::: Extracted information
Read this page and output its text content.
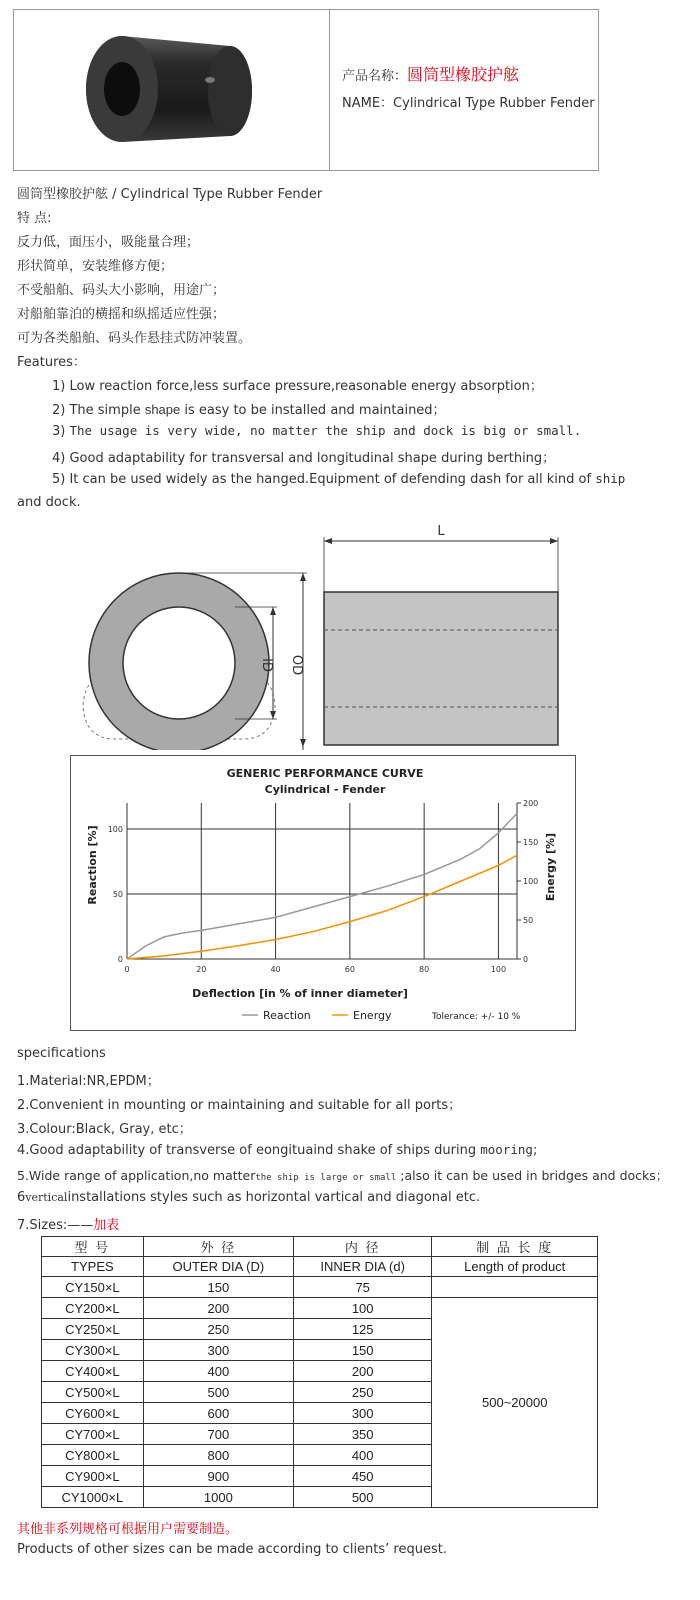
产品名称：圆筒型橡胶护舷
NAME：Cylindrical Type Rubber Fender
圆筒型橡胶护舷 / Cylindrical Type Rubber Fender
特 点:
反力低，面压小，吸能量合理；
形状简单，安装维修方便；
不受船舶、码头大小影响，用途广；
对船舶靠泊的横摇和纵摇适应性强；
可为各类船舶、码头作悬挂式防冲装置。
Features：
1) Low reaction force,less surface pressure,reasonable energy absorption；
2) The simple shape is easy to be installed and maintained；
3) The usage is very wide, no matter the ship and dock is big or small.
4) Good adaptability for transversal and longitudinal shape during berthing；
5) It can be used widely as the hanged.Equipment of defending dash for all kind of ship
and dock.
ID OD
L
GENERIC PERFORMANCE CURVE
Cylindrical - Fender
0	20	40	60	80	100
0
50
100
0
50
100
150
200
Reaction [%]	Energy [%]
Deflection [in % of inner diameter]
Reaction	Energy	Tolerance: +/- 10 %
specifications
1.Material:NR,EPDM；
2.Convenient in mounting or maintaining and suitable for all ports；
3.Colour:Black, Gray, etc；
4.Good adaptability of transverse of eongituaind shake of ships during mooring;
5.Wide range of application,no matterthe ship is large or small ;also it can be used in bridges and docks；
6verticalinstallations styles such as horizontal vartical and diagonal etc.
7.Sizes:——加表
型 号	外 径	内 径	制 品 长 度
TYPES	OUTER DIA (D)	INNER DIA (d)	Length of product
CY150×L	150	75	
CY200×L	200	100	500~20000
CY250×L	250	125	
CY300×L	300	150	
CY400×L	400	200	
CY500×L	500	250	
CY600×L	600	300	
CY700×L	700	350	
CY800×L	800	400	
CY900×L	900	450	
CY1000×L	1000	500	
其他非系列规格可根据用户需要制造。
Products of other sizes can be made according to clients’ request.
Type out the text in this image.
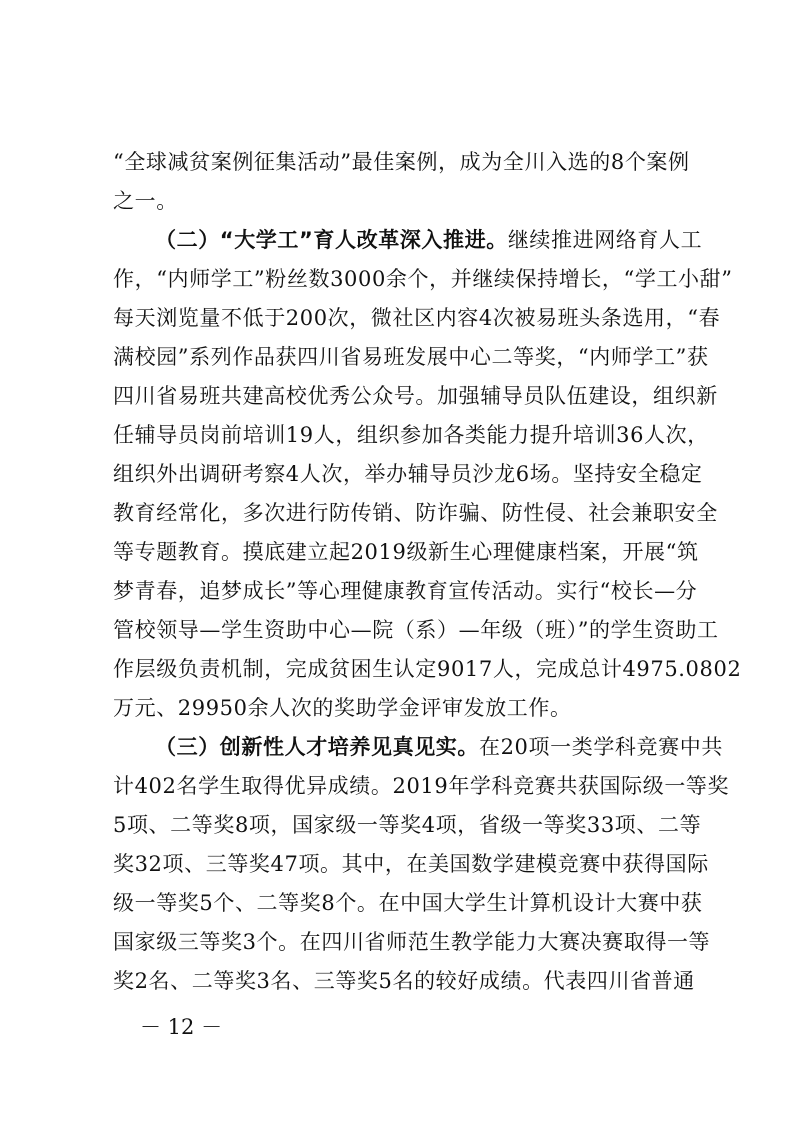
“全球减贫案例征集活动”最佳案例，成为全川入选的8个案例
之一。
（二）“大学工”育人改革深入推进。继续推进网络育人工
作，“内师学工”粉丝数3000余个，并继续保持增长，“学工小甜”
每天浏览量不低于200次，微社区内容4次被易班头条选用，“春
满校园”系列作品获四川省易班发展中心二等奖，“内师学工”获
四川省易班共建高校优秀公众号。加强辅导员队伍建设，组织新
任辅导员岗前培训19人，组织参加各类能力提升培训36人次，
组织外出调研考察4人次，举办辅导员沙龙6场。坚持安全稳定
教育经常化，多次进行防传销、防诈骗、防性侵、社会兼职安全
等专题教育。摸底建立起2019级新生心理健康档案，开展“筑
梦青春，追梦成长”等心理健康教育宣传活动。实行“校长—分
管校领导—学生资助中心—院（系）—年级（班）”的学生资助工
作层级负责机制，完成贫困生认定9017人，完成总计4975.0802
万元、29950余人次的奖助学金评审发放工作。
（三）创新性人才培养见真见实。在20项一类学科竞赛中共
计402名学生取得优异成绩。2019年学科竞赛共获国际级一等奖
5项、二等奖8项，国家级一等奖4项，省级一等奖33项、二等
奖32项、三等奖47项。其中，在美国数学建模竞赛中获得国际
级一等奖5个、二等奖8个。在中国大学生计算机设计大赛中获
国家级三等奖3个。在四川省师范生教学能力大赛决赛取得一等
奖2名、二等奖3名、三等奖5名的较好成绩。代表四川省普通
－ 12 －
::::::
§ **Task to complete**
Copy out all lines where the word "this" appears.

§ **Full solution**
Read this page and output its text content.
Type out the text in this image.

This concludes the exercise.